— begin MATERIAL PROVIDED —

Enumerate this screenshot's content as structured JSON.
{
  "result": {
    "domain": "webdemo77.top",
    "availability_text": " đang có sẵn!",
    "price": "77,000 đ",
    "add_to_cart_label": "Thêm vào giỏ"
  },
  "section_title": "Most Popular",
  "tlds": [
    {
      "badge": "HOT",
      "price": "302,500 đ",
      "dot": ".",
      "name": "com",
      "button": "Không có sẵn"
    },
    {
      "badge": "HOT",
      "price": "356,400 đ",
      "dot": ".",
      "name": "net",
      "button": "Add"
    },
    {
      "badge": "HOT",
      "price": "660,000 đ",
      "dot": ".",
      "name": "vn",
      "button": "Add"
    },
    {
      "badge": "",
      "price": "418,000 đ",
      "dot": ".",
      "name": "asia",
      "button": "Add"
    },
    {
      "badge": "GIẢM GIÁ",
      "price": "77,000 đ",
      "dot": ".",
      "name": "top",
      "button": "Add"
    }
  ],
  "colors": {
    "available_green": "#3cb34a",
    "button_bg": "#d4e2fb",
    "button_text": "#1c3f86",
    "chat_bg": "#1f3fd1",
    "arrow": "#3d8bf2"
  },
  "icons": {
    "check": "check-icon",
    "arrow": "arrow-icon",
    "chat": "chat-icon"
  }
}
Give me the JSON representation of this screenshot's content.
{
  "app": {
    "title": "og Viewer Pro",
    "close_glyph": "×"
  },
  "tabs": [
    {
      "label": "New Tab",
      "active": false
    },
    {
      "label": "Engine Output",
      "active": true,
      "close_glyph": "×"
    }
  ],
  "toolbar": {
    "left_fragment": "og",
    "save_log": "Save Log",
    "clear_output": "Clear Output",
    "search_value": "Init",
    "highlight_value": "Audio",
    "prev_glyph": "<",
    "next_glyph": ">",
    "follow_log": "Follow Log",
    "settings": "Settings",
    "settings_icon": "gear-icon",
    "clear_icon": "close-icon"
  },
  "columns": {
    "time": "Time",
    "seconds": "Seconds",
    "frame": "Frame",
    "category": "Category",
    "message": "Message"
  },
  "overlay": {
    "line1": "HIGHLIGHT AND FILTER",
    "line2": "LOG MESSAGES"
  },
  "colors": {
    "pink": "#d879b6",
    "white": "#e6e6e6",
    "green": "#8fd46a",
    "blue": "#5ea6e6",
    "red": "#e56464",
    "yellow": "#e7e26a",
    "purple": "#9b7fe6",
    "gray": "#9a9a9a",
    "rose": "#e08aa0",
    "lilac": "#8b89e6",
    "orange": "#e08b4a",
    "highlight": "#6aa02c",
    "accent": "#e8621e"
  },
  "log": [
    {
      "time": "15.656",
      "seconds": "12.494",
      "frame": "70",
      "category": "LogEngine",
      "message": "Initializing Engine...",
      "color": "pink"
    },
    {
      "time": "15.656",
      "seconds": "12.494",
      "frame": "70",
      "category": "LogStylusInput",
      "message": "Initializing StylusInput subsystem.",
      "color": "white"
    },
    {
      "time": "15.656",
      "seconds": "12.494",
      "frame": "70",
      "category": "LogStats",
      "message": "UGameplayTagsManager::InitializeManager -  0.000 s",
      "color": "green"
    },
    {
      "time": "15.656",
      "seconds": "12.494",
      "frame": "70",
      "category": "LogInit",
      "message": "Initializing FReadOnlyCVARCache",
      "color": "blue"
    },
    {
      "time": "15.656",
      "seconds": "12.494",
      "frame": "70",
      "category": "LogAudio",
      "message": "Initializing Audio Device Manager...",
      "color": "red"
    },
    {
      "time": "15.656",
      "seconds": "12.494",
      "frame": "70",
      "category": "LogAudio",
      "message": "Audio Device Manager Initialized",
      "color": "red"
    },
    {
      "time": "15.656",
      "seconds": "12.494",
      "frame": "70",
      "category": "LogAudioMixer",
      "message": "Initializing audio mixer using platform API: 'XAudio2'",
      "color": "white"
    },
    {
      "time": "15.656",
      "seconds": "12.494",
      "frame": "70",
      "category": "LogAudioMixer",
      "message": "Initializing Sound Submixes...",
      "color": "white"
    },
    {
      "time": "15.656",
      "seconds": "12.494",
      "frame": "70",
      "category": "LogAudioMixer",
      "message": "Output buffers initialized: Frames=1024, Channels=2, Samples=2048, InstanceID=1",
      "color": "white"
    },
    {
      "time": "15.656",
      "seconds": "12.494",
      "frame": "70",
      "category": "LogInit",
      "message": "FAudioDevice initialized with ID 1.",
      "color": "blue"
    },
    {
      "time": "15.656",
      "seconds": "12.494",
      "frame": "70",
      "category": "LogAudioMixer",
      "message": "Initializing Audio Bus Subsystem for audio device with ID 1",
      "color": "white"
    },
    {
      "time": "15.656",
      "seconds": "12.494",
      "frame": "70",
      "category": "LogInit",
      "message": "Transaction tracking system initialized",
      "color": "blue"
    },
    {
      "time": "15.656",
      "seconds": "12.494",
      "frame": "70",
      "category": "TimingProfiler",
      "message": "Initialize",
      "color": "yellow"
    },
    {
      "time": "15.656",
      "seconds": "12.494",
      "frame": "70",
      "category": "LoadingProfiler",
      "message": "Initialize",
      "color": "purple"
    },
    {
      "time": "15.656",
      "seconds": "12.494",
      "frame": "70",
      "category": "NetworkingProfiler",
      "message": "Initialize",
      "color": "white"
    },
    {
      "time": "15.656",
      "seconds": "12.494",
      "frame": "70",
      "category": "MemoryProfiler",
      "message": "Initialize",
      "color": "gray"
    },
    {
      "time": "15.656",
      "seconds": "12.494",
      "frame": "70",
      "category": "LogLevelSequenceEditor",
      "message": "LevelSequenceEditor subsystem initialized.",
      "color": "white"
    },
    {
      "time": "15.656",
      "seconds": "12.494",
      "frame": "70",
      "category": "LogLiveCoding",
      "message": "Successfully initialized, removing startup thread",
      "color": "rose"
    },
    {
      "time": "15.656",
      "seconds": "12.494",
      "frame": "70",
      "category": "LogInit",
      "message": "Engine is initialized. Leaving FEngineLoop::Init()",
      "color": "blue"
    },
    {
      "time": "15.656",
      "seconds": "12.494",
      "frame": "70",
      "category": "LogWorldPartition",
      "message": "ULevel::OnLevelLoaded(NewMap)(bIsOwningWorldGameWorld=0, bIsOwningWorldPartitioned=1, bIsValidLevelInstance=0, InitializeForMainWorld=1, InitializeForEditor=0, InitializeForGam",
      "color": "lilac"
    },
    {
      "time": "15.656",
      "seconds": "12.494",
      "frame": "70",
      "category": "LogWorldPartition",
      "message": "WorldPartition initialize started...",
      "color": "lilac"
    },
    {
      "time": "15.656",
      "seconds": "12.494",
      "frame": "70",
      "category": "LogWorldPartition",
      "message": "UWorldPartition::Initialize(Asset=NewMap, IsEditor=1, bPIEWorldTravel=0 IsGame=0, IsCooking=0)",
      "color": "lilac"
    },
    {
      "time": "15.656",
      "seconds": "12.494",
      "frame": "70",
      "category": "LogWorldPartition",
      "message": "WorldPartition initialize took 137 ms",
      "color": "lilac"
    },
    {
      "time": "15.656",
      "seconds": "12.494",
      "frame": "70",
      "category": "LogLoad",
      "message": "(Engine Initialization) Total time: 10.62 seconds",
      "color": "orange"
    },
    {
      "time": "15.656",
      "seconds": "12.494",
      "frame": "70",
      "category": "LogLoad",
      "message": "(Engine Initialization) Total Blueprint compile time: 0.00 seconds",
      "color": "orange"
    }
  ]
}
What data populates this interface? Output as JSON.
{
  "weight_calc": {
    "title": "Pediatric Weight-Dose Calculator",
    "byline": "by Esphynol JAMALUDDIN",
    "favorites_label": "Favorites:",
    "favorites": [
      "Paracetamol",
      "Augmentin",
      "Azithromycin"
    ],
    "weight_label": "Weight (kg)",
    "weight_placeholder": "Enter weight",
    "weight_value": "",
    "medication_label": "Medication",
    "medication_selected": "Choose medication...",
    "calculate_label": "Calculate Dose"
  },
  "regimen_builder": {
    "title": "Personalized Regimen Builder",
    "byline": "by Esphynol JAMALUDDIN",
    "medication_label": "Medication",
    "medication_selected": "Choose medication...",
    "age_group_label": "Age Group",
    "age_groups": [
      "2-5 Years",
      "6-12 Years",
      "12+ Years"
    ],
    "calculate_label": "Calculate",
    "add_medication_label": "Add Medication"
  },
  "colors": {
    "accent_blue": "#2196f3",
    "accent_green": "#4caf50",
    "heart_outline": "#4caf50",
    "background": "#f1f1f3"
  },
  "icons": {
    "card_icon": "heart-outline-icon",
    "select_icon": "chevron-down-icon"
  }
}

— end MATERIAL PROVIDED —

▶ **WRITTEN EXERCISE**: In the entries above, find every line holding the word "Total" and copy it out.

▶ **ANSWER TO THIS TASK**:
      "message": "(Engine Initialization) Total time: 10.62 seconds",
      "message": "(Engine Initialization) Total Blueprint compile time: 0.00 seconds",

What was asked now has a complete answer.